> **What needs to be done**:
Copy out all the lines in the records that include the word "environment".

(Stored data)
******
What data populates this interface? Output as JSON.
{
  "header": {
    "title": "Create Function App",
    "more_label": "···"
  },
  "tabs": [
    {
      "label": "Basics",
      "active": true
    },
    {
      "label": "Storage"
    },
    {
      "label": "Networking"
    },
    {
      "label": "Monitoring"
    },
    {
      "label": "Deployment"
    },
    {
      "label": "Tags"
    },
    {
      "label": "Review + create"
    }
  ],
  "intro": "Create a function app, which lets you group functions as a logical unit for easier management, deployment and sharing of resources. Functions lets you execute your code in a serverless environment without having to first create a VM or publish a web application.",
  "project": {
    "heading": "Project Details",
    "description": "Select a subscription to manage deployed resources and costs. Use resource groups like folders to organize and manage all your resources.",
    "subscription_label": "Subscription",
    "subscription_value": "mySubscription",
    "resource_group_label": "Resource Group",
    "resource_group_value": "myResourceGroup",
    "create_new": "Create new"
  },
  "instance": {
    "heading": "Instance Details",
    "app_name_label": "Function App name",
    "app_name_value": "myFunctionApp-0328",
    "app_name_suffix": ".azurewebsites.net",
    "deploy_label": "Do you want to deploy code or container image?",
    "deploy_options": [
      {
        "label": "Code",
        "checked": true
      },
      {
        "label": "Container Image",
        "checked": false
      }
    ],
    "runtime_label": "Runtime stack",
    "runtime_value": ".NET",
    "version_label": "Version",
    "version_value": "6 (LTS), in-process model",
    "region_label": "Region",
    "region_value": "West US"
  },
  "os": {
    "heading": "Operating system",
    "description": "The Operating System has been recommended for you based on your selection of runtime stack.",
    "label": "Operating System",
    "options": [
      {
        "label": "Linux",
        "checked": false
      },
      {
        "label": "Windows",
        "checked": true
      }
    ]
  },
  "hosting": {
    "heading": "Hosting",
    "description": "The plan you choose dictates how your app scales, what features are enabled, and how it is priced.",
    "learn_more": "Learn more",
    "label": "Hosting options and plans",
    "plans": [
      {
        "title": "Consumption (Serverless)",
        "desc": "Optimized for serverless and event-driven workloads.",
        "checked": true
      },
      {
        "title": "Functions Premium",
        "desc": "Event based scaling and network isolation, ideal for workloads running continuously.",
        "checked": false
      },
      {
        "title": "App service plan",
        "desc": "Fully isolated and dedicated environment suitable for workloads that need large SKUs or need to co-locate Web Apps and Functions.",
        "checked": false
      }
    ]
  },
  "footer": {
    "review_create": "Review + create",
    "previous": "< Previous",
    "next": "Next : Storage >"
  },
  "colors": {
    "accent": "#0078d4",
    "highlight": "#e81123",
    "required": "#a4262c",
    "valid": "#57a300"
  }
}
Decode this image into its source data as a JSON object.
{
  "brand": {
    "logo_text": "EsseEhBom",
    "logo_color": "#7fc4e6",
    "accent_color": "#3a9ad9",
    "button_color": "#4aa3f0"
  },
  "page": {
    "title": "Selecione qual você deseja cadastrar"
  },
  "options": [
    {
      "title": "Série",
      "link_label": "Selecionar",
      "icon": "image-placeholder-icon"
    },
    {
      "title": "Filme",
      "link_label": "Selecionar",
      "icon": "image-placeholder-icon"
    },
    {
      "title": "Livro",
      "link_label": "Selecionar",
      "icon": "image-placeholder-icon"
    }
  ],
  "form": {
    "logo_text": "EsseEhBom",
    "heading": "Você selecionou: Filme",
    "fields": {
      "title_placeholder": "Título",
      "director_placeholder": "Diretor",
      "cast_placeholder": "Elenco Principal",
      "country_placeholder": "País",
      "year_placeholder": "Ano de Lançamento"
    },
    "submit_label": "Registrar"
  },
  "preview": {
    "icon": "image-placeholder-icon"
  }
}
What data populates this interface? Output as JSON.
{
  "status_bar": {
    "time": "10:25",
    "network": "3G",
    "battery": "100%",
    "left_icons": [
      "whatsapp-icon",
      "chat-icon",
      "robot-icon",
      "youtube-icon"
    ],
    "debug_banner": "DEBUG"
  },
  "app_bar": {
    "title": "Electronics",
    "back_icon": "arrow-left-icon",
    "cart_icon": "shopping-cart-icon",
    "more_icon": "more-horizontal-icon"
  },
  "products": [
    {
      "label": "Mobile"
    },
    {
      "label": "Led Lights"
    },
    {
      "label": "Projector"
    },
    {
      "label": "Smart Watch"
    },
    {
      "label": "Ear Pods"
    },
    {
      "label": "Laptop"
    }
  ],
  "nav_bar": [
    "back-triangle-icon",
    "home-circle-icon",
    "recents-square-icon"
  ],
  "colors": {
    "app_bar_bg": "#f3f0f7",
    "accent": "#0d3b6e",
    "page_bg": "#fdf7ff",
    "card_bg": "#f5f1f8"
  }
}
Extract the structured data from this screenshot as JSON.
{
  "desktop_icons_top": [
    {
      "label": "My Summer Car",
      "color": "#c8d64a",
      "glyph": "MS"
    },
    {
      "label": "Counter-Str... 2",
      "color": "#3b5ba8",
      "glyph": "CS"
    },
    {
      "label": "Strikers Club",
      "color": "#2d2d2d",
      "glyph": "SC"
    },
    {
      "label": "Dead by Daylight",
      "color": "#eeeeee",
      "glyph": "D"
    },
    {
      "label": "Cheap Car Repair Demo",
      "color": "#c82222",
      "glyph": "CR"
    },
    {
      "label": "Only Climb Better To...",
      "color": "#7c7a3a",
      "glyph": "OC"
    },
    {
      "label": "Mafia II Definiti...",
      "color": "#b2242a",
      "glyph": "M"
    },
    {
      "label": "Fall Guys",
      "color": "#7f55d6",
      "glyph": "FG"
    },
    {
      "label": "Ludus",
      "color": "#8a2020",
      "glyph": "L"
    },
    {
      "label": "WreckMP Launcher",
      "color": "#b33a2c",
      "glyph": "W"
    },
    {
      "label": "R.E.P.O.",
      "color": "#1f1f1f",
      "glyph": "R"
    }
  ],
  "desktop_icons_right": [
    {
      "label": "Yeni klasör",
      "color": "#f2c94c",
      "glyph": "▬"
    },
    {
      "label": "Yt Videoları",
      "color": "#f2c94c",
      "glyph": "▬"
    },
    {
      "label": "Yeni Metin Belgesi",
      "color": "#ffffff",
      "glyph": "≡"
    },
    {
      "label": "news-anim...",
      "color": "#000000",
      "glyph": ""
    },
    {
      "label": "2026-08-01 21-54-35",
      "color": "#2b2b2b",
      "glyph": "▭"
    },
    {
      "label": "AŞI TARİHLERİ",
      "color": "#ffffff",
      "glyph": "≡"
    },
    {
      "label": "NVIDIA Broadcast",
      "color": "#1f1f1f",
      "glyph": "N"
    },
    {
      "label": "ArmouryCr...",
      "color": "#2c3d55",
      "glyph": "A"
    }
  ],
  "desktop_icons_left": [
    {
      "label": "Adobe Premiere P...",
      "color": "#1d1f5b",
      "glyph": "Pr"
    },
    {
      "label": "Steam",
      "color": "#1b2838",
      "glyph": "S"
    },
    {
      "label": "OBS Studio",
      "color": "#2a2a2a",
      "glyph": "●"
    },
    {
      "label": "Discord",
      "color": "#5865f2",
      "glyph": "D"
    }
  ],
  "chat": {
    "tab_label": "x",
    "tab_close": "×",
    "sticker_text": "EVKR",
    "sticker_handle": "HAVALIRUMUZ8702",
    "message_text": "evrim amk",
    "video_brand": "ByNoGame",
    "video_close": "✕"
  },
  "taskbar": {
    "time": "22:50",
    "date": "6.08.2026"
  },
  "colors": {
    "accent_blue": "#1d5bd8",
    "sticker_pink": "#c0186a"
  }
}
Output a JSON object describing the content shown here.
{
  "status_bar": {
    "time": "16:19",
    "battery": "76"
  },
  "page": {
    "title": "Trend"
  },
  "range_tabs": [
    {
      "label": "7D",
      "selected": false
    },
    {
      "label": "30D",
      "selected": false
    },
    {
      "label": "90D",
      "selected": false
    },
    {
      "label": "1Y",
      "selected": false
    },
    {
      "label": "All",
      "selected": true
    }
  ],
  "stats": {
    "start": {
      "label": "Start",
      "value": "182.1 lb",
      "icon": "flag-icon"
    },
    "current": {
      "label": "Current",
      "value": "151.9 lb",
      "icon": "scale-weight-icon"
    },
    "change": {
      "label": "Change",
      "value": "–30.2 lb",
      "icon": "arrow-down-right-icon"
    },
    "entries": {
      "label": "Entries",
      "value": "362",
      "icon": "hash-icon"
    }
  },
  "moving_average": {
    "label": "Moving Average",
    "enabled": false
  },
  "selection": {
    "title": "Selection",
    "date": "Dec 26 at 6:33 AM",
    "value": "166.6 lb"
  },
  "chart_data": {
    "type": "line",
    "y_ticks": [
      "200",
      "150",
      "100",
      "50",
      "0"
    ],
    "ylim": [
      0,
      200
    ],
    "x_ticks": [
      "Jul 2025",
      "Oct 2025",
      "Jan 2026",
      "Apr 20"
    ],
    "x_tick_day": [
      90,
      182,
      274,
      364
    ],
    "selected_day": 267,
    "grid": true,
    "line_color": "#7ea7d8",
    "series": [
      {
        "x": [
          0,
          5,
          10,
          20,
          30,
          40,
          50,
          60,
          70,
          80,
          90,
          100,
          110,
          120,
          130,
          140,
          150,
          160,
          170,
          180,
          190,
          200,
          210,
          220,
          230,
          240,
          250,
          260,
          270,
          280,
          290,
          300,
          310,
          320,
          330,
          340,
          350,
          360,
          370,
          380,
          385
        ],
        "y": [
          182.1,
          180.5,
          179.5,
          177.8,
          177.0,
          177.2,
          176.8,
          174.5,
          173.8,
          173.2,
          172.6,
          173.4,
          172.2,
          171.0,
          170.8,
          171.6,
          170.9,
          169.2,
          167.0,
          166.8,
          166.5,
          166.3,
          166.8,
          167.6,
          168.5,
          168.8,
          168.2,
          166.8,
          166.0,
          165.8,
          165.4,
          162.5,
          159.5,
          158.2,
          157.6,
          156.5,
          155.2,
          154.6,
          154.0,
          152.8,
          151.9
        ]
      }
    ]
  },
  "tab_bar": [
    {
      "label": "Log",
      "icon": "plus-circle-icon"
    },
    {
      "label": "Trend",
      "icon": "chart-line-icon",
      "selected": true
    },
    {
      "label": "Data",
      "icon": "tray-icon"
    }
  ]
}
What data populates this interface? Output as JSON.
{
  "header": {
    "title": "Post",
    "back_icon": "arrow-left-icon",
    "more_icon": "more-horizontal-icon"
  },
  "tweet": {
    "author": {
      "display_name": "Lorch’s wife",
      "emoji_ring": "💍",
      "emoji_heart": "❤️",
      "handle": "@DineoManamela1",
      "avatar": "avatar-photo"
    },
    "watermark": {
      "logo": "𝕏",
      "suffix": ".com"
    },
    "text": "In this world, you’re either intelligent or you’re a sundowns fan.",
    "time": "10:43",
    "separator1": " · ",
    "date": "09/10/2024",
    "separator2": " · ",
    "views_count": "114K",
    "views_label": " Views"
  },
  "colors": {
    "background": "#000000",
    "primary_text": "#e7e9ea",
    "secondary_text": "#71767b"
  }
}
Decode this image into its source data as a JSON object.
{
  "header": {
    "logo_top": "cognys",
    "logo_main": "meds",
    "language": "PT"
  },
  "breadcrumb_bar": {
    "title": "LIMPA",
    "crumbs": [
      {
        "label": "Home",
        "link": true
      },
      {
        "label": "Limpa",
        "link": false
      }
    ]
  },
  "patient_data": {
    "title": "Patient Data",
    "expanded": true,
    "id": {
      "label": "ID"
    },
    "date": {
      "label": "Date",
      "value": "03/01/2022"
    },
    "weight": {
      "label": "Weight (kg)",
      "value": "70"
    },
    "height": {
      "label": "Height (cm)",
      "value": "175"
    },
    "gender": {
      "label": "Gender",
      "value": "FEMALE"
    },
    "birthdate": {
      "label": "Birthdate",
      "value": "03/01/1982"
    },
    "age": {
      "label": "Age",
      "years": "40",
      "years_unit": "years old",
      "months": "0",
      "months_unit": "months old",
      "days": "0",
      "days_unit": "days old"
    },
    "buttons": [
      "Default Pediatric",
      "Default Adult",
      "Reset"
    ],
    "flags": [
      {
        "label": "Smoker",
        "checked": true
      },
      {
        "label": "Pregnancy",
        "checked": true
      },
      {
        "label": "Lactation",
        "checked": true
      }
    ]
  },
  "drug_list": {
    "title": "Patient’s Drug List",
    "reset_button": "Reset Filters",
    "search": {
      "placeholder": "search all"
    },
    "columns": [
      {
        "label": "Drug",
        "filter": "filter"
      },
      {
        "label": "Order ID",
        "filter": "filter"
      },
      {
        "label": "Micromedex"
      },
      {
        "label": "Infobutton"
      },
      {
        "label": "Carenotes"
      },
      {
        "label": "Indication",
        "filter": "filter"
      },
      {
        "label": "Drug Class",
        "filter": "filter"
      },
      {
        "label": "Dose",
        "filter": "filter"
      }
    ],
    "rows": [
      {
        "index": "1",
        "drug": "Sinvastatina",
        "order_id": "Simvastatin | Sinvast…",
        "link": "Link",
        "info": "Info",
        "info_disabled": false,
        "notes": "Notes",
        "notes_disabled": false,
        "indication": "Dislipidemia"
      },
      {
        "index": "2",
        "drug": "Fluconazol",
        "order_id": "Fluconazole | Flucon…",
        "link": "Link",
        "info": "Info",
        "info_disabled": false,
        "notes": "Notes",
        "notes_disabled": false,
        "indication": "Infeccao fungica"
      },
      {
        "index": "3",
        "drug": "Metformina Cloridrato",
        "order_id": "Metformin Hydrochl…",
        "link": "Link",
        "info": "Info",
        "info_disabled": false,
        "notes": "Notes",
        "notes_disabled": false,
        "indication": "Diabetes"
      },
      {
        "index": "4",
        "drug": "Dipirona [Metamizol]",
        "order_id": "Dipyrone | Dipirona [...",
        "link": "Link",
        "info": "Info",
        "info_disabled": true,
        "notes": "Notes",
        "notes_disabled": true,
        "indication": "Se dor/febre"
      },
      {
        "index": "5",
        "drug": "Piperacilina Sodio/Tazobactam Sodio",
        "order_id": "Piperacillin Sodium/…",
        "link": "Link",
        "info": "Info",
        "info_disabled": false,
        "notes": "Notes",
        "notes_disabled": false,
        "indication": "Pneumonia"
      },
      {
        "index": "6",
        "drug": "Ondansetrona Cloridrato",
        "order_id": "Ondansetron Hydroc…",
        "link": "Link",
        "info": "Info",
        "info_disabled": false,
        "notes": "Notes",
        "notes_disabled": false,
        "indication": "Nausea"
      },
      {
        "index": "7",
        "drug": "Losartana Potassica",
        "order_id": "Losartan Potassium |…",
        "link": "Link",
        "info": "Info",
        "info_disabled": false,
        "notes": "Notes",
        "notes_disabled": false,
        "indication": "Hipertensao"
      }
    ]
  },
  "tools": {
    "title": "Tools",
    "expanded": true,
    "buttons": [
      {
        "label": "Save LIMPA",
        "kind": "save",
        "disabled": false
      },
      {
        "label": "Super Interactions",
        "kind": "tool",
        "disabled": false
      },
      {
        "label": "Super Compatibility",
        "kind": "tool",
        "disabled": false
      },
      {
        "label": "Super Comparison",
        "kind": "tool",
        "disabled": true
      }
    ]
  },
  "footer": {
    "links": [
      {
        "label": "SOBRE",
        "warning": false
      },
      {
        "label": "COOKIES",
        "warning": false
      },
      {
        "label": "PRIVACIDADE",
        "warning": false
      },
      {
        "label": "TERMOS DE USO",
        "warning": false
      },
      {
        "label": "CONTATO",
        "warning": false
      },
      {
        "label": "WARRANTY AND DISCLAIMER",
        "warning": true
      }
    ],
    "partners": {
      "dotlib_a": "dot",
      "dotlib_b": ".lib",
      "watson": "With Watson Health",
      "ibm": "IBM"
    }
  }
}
******
> **Final result**:
  "intro": "Create a function app, which lets you group functions as a logical unit for easier management, deployment and sharing of resources. Functions lets you execute your code in a serverless environment without having to first create a VM or publish a web application.",
        "desc": "Fully isolated and dedicated environment suitable for workloads that need large SKUs or need to co-locate Web Apps and Functions.",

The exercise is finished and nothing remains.